┌─ Task inputs

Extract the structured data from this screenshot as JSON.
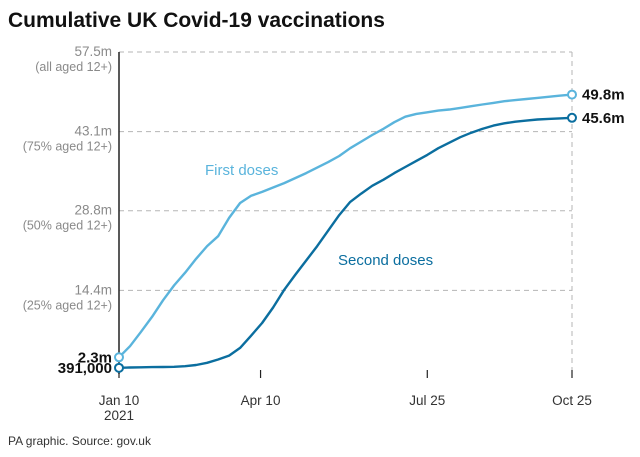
{
  "chart_data": {
    "type": "line",
    "title": "Cumulative UK Covid-19 vaccinations",
    "source": "PA graphic. Source: gov.uk",
    "ylim": [
      0,
      57.5
    ],
    "y_ticks": [
      {
        "value": 57.5,
        "label": "57.5m",
        "sublabel": "(all aged 12+)"
      },
      {
        "value": 43.1,
        "label": "43.1m",
        "sublabel": "(75% aged 12+)"
      },
      {
        "value": 28.8,
        "label": "28.8m",
        "sublabel": "(50% aged 12+)"
      },
      {
        "value": 14.4,
        "label": "14.4m",
        "sublabel": "(25% aged 12+)"
      }
    ],
    "x_ticks": [
      {
        "date": "2021-01-10",
        "label": "Jan 10",
        "sublabel": "2021"
      },
      {
        "date": "2021-04-10",
        "label": "Apr 10",
        "sublabel": ""
      },
      {
        "date": "2021-07-25",
        "label": "Jul 25",
        "sublabel": ""
      },
      {
        "date": "2021-10-25",
        "label": "Oct 25",
        "sublabel": ""
      }
    ],
    "xlim": [
      "2021-01-10",
      "2021-10-25"
    ],
    "colors": {
      "first": "#5ab4dc",
      "second": "#0b6e9f",
      "grid": "#b5b5b5",
      "axis": "#222222"
    },
    "series": [
      {
        "name": "First doses",
        "start_label": "2.3m",
        "end_label": "49.8m",
        "x": [
          "2021-01-10",
          "2021-01-17",
          "2021-01-24",
          "2021-01-31",
          "2021-02-07",
          "2021-02-14",
          "2021-02-21",
          "2021-02-28",
          "2021-03-07",
          "2021-03-14",
          "2021-03-21",
          "2021-03-28",
          "2021-04-04",
          "2021-04-11",
          "2021-04-18",
          "2021-04-25",
          "2021-05-02",
          "2021-05-09",
          "2021-05-16",
          "2021-05-23",
          "2021-05-30",
          "2021-06-06",
          "2021-06-13",
          "2021-06-20",
          "2021-06-27",
          "2021-07-04",
          "2021-07-11",
          "2021-07-18",
          "2021-07-25",
          "2021-08-01",
          "2021-08-08",
          "2021-08-15",
          "2021-08-22",
          "2021-08-29",
          "2021-09-05",
          "2021-09-12",
          "2021-09-19",
          "2021-09-26",
          "2021-10-03",
          "2021-10-10",
          "2021-10-17",
          "2021-10-25"
        ],
        "values": [
          2.3,
          4.3,
          6.9,
          9.6,
          12.6,
          15.3,
          17.6,
          20.1,
          22.4,
          24.2,
          27.5,
          30.2,
          31.5,
          32.2,
          33.0,
          33.8,
          34.7,
          35.6,
          36.6,
          37.6,
          38.7,
          40.1,
          41.3,
          42.5,
          43.6,
          44.8,
          45.8,
          46.3,
          46.6,
          46.9,
          47.1,
          47.4,
          47.7,
          48.0,
          48.3,
          48.6,
          48.8,
          49.0,
          49.2,
          49.4,
          49.6,
          49.8
        ]
      },
      {
        "name": "Second doses",
        "start_label": "391,000",
        "end_label": "45.6m",
        "x": [
          "2021-01-10",
          "2021-01-17",
          "2021-01-24",
          "2021-01-31",
          "2021-02-07",
          "2021-02-14",
          "2021-02-21",
          "2021-02-28",
          "2021-03-07",
          "2021-03-14",
          "2021-03-21",
          "2021-03-28",
          "2021-04-04",
          "2021-04-11",
          "2021-04-18",
          "2021-04-25",
          "2021-05-02",
          "2021-05-09",
          "2021-05-16",
          "2021-05-23",
          "2021-05-30",
          "2021-06-06",
          "2021-06-13",
          "2021-06-20",
          "2021-06-27",
          "2021-07-04",
          "2021-07-11",
          "2021-07-18",
          "2021-07-25",
          "2021-08-01",
          "2021-08-08",
          "2021-08-15",
          "2021-08-22",
          "2021-08-29",
          "2021-09-05",
          "2021-09-12",
          "2021-09-19",
          "2021-09-26",
          "2021-10-03",
          "2021-10-10",
          "2021-10-17",
          "2021-10-25"
        ],
        "values": [
          0.391,
          0.45,
          0.49,
          0.52,
          0.55,
          0.58,
          0.68,
          0.9,
          1.3,
          1.9,
          2.6,
          4.0,
          6.2,
          8.5,
          11.3,
          14.5,
          17.2,
          19.8,
          22.4,
          25.2,
          28.0,
          30.4,
          31.9,
          33.3,
          34.4,
          35.6,
          36.7,
          37.8,
          38.9,
          40.1,
          41.1,
          42.1,
          42.9,
          43.6,
          44.2,
          44.6,
          44.9,
          45.1,
          45.3,
          45.4,
          45.5,
          45.6
        ]
      }
    ],
    "series_label_positions": {
      "first": "upper-left of curve",
      "second": "lower-right of curve"
    }
  }
}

└─

◆ **Stated task**
Pictures stay out of the copy; please restate every record above exactly.

◆ **Answer to the problem**
Extract the structured data from this screenshot as JSON.
{
  "chart_data": {
    "type": "line",
    "title": "Cumulative UK Covid-19 vaccinations",
    "source": "PA graphic. Source: gov.uk",
    "ylim": [
      0,
      57.5
    ],
    "y_ticks": [
      {
        "value": 57.5,
        "label": "57.5m",
        "sublabel": "(all aged 12+)"
      },
      {
        "value": 43.1,
        "label": "43.1m",
        "sublabel": "(75% aged 12+)"
      },
      {
        "value": 28.8,
        "label": "28.8m",
        "sublabel": "(50% aged 12+)"
      },
      {
        "value": 14.4,
        "label": "14.4m",
        "sublabel": "(25% aged 12+)"
      }
    ],
    "x_ticks": [
      {
        "date": "2021-01-10",
        "label": "Jan 10",
        "sublabel": "2021"
      },
      {
        "date": "2021-04-10",
        "label": "Apr 10",
        "sublabel": ""
      },
      {
        "date": "2021-07-25",
        "label": "Jul 25",
        "sublabel": ""
      },
      {
        "date": "2021-10-25",
        "label": "Oct 25",
        "sublabel": ""
      }
    ],
    "xlim": [
      "2021-01-10",
      "2021-10-25"
    ],
    "colors": {
      "first": "#5ab4dc",
      "second": "#0b6e9f",
      "grid": "#b5b5b5",
      "axis": "#222222"
    },
    "series": [
      {
        "name": "First doses",
        "start_label": "2.3m",
        "end_label": "49.8m",
        "x": [
          "2021-01-10",
          "2021-01-17",
          "2021-01-24",
          "2021-01-31",
          "2021-02-07",
          "2021-02-14",
          "2021-02-21",
          "2021-02-28",
          "2021-03-07",
          "2021-03-14",
          "2021-03-21",
          "2021-03-28",
          "2021-04-04",
          "2021-04-11",
          "2021-04-18",
          "2021-04-25",
          "2021-05-02",
          "2021-05-09",
          "2021-05-16",
          "2021-05-23",
          "2021-05-30",
          "2021-06-06",
          "2021-06-13",
          "2021-06-20",
          "2021-06-27",
          "2021-07-04",
          "2021-07-11",
          "2021-07-18",
          "2021-07-25",
          "2021-08-01",
          "2021-08-08",
          "2021-08-15",
          "2021-08-22",
          "2021-08-29",
          "2021-09-05",
          "2021-09-12",
          "2021-09-19",
          "2021-09-26",
          "2021-10-03",
          "2021-10-10",
          "2021-10-17",
          "2021-10-25"
        ],
        "values": [
          2.3,
          4.3,
          6.9,
          9.6,
          12.6,
          15.3,
          17.6,
          20.1,
          22.4,
          24.2,
          27.5,
          30.2,
          31.5,
          32.2,
          33.0,
          33.8,
          34.7,
          35.6,
          36.6,
          37.6,
          38.7,
          40.1,
          41.3,
          42.5,
          43.6,
          44.8,
          45.8,
          46.3,
          46.6,
          46.9,
          47.1,
          47.4,
          47.7,
          48.0,
          48.3,
          48.6,
          48.8,
          49.0,
          49.2,
          49.4,
          49.6,
          49.8
        ]
      },
      {
        "name": "Second doses",
        "start_label": "391,000",
        "end_label": "45.6m",
        "x": [
          "2021-01-10",
          "2021-01-17",
          "2021-01-24",
          "2021-01-31",
          "2021-02-07",
          "2021-02-14",
          "2021-02-21",
          "2021-02-28",
          "2021-03-07",
          "2021-03-14",
          "2021-03-21",
          "2021-03-28",
          "2021-04-04",
          "2021-04-11",
          "2021-04-18",
          "2021-04-25",
          "2021-05-02",
          "2021-05-09",
          "2021-05-16",
          "2021-05-23",
          "2021-05-30",
          "2021-06-06",
          "2021-06-13",
          "2021-06-20",
          "2021-06-27",
          "2021-07-04",
          "2021-07-11",
          "2021-07-18",
          "2021-07-25",
          "2021-08-01",
          "2021-08-08",
          "2021-08-15",
          "2021-08-22",
          "2021-08-29",
          "2021-09-05",
          "2021-09-12",
          "2021-09-19",
          "2021-09-26",
          "2021-10-03",
          "2021-10-10",
          "2021-10-17",
          "2021-10-25"
        ],
        "values": [
          0.391,
          0.45,
          0.49,
          0.52,
          0.55,
          0.58,
          0.68,
          0.9,
          1.3,
          1.9,
          2.6,
          4.0,
          6.2,
          8.5,
          11.3,
          14.5,
          17.2,
          19.8,
          22.4,
          25.2,
          28.0,
          30.4,
          31.9,
          33.3,
          34.4,
          35.6,
          36.7,
          37.8,
          38.9,
          40.1,
          41.1,
          42.1,
          42.9,
          43.6,
          44.2,
          44.6,
          44.9,
          45.1,
          45.3,
          45.4,
          45.5,
          45.6
        ]
      }
    ],
    "series_label_positions": {
      "first": "upper-left of curve",
      "second": "lower-right of curve"
    }
  }
}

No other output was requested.